__YOUR GOAL__
Produce an exact copy of all the data below, dropping every image.

__RECORDS FOR THIS EXERCISE__
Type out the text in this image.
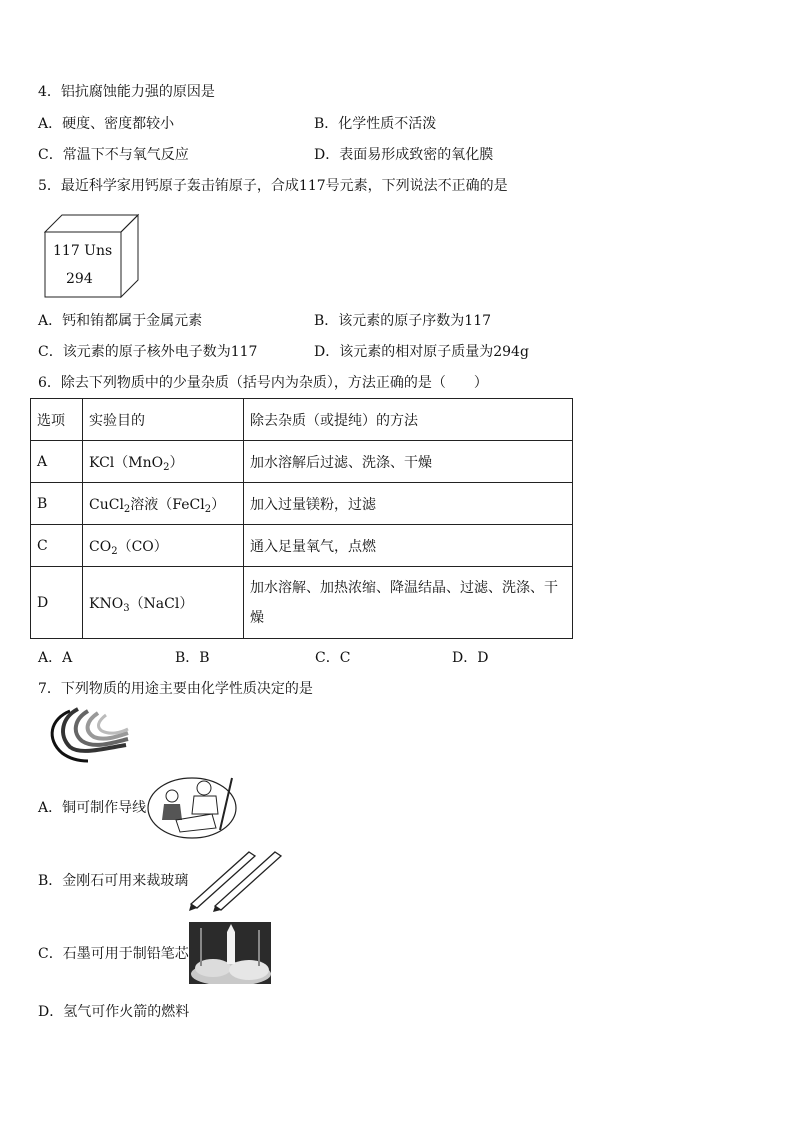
4．铝抗腐蚀能力强的原因是
A．硬度、密度都较小	B．化学性质不活泼
C．常温下不与氧气反应	D．表面易形成致密的氧化膜
5．最近科学家用钙原子轰击铕原子，合成117号元素，下列说法不正确的是
117 Uns
294
A．钙和铕都属于金属元素	B．该元素的原子序数为117
C．该元素的原子核外电子数为117	D．该元素的相对原子质量为294g
6．除去下列物质中的少量杂质（括号内为杂质），方法正确的是（　　）
选项	实验目的	除去杂质（或提纯）的方法
A	KCl（MnO$_2$）	加水溶解后过滤、洗涤、干燥
B	CuCl$_2$溶液（FeCl$_2$）	加入过量镁粉，过滤
C	$CO_2(CO)$	通入足量氧气，点燃
D	$KNO_3(NaCl)$	加水溶解、加热浓缩、降温结晶、过滤、洗涤、干燥
A．A	B．B	C．C	D．D
7．下列物质的用途主要由化学性质决定的是
A．铜可制作导线
B．金刚石可用来裁玻璃
C．石墨可用于制铅笔芯
D．氢气可作火箭的燃料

__EXPECTED ANSWER__
Type out the text in this image.
4．铝抗腐蚀能力强的原因是
A．硬度、密度都较小	B．化学性质不活泼
C．常温下不与氧气反应	D．表面易形成致密的氧化膜
5．最近科学家用钙原子轰击铕原子，合成117号元素，下列说法不正确的是
117 Uns
294
A．钙和铕都属于金属元素	B．该元素的原子序数为117
C．该元素的原子核外电子数为117	D．该元素的相对原子质量为294g
6．除去下列物质中的少量杂质（括号内为杂质），方法正确的是（　　）
选项	实验目的	除去杂质（或提纯）的方法
A	KCl（MnO$_2$）	加水溶解后过滤、洗涤、干燥
B	CuCl$_2$溶液（FeCl$_2$）	加入过量镁粉，过滤
C	$CO_2(CO)$	通入足量氧气，点燃
D	$KNO_3(NaCl)$	加水溶解、加热浓缩、降温结晶、过滤、洗涤、干燥
A．A	B．B	C．C	D．D
7．下列物质的用途主要由化学性质决定的是
A．铜可制作导线
B．金刚石可用来裁玻璃
C．石墨可用于制铅笔芯
D．氢气可作火箭的燃料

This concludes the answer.